* What you are asked to do:
Set down the full listing exactly, character for character.

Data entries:
'''
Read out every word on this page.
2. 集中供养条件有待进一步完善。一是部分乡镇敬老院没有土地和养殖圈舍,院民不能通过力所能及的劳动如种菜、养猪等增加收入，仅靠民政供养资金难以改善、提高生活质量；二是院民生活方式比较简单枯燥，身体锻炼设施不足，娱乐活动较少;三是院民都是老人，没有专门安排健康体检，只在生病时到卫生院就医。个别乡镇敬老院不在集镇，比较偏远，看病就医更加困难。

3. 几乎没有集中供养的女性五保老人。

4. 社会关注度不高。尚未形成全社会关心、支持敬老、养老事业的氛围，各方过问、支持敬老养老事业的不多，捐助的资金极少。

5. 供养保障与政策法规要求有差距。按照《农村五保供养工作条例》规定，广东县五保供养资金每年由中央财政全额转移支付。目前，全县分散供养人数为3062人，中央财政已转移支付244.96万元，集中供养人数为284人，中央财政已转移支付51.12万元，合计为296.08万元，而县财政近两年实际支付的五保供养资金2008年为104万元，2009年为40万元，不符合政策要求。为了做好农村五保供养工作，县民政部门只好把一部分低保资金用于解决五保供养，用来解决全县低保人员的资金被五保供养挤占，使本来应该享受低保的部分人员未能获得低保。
'''
* Written reply:
Read out every word on this page.
2. 集中供养条件有待进一步完善。一是部分乡镇敬老院没有土地和养殖圈舍,院民不能通过力所能及的劳动如种菜、养猪等增加收入，仅靠民政供养资金难以改善、提高生活质量；二是院民生活方式比较简单枯燥，身体锻炼设施不足，娱乐活动较少;三是院民都是老人，没有专门安排健康体检，只在生病时到卫生院就医。个别乡镇敬老院不在集镇，比较偏远，看病就医更加困难。

3. 几乎没有集中供养的女性五保老人。

4. 社会关注度不高。尚未形成全社会关心、支持敬老、养老事业的氛围，各方过问、支持敬老养老事业的不多，捐助的资金极少。

5. 供养保障与政策法规要求有差距。按照《农村五保供养工作条例》规定，广东县五保供养资金每年由中央财政全额转移支付。目前，全县分散供养人数为3062人，中央财政已转移支付244.96万元，集中供养人数为284人，中央财政已转移支付51.12万元，合计为296.08万元，而县财政近两年实际支付的五保供养资金2008年为104万元，2009年为40万元，不符合政策要求。为了做好农村五保供养工作，县民政部门只好把一部分低保资金用于解决五保供养，用来解决全县低保人员的资金被五保供养挤占，使本来应该享受低保的部分人员未能获得低保。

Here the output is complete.